[START MATERIAL SUPPLIED]

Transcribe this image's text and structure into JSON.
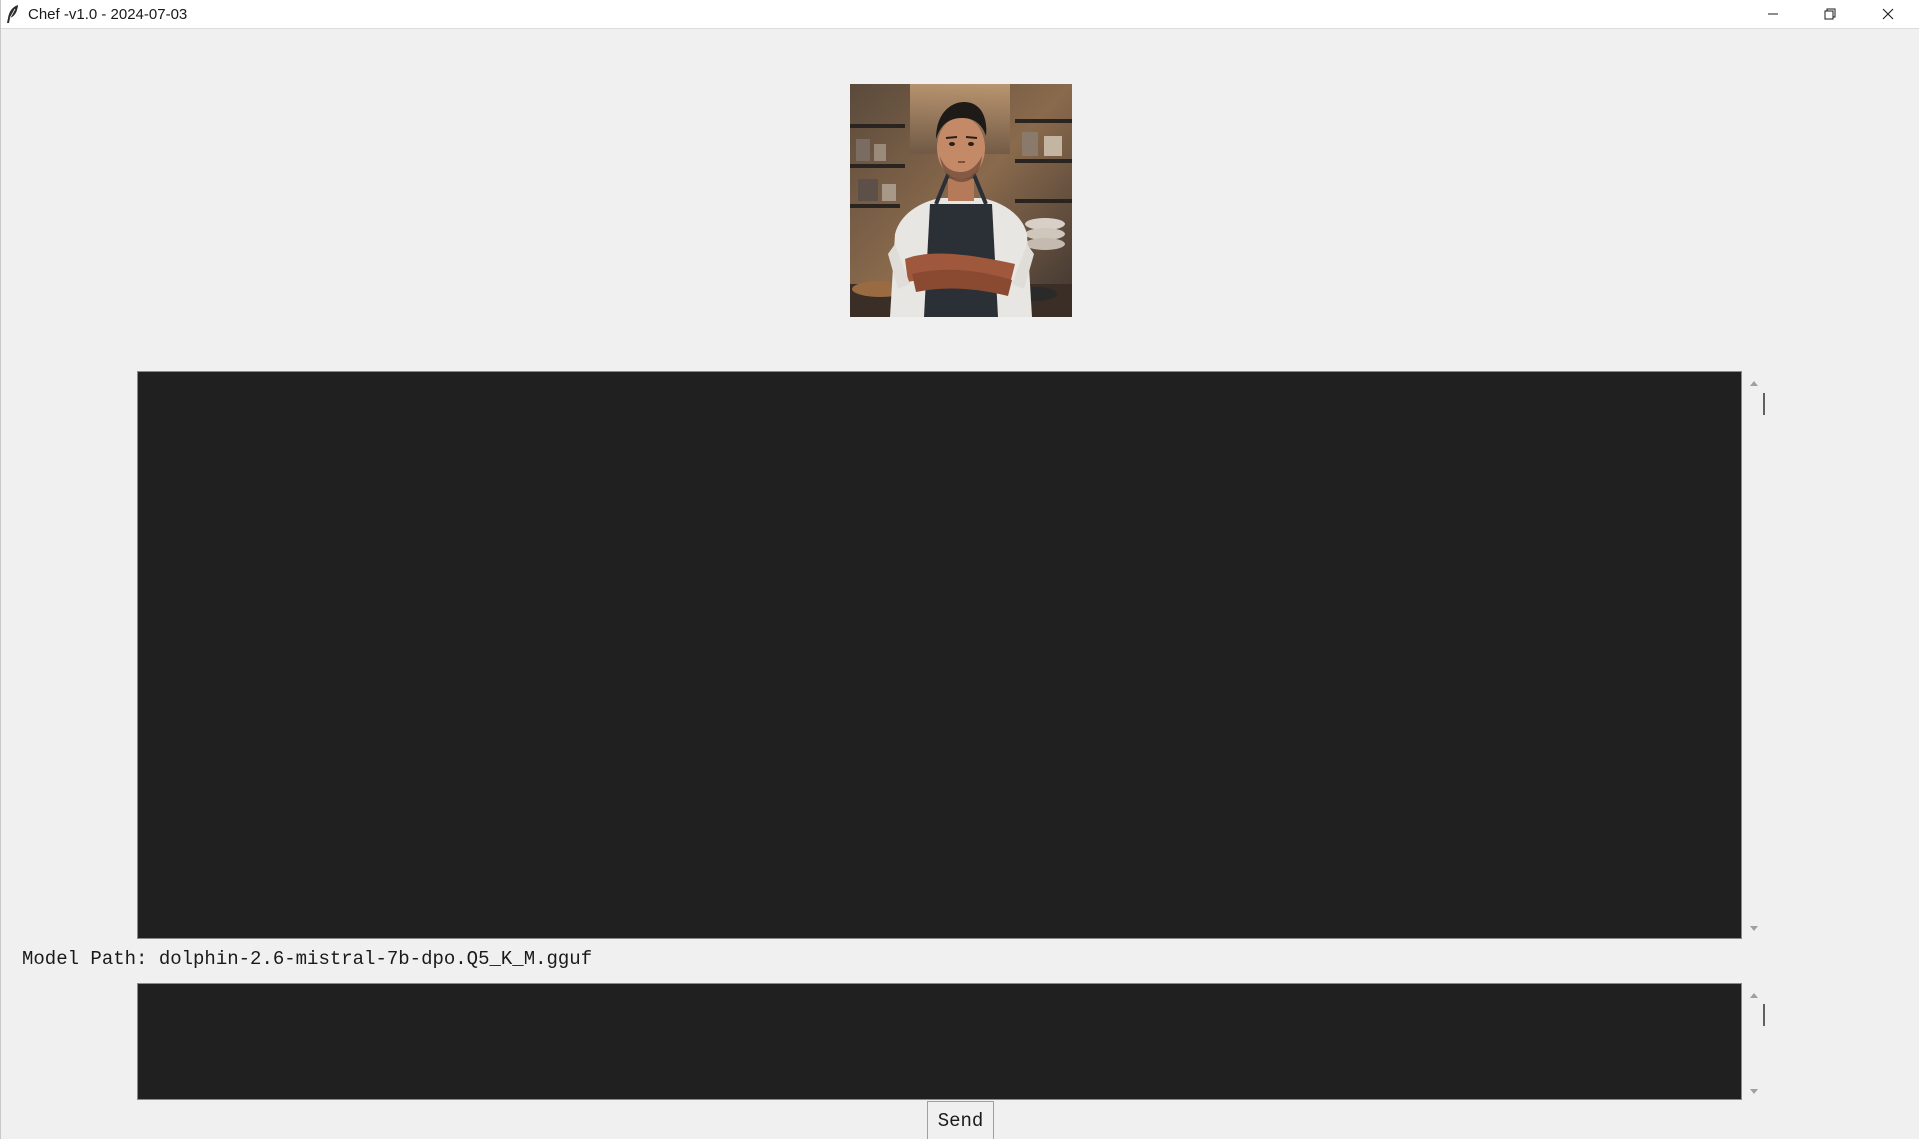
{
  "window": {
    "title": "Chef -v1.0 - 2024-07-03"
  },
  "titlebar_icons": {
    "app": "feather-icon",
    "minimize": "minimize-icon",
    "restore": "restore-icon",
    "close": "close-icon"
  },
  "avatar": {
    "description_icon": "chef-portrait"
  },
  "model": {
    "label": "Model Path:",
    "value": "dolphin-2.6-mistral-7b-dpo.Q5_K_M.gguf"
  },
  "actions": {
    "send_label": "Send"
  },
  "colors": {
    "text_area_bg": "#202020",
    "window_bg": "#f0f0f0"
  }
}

[END MATERIAL SUPPLIED]

EXERCISE REQUIREMENTS.
Leave images out of the retyped records; keep all else exact.

FINAL RESULT.
Transcribe this image's text and structure into JSON.
{
  "window": {
    "title": "Chef -v1.0 - 2024-07-03"
  },
  "titlebar_icons": {
    "app": "feather-icon",
    "minimize": "minimize-icon",
    "restore": "restore-icon",
    "close": "close-icon"
  },
  "avatar": {
    "description_icon": "chef-portrait"
  },
  "model": {
    "label": "Model Path:",
    "value": "dolphin-2.6-mistral-7b-dpo.Q5_K_M.gguf"
  },
  "actions": {
    "send_label": "Send"
  },
  "colors": {
    "text_area_bg": "#202020",
    "window_bg": "#f0f0f0"
  }
}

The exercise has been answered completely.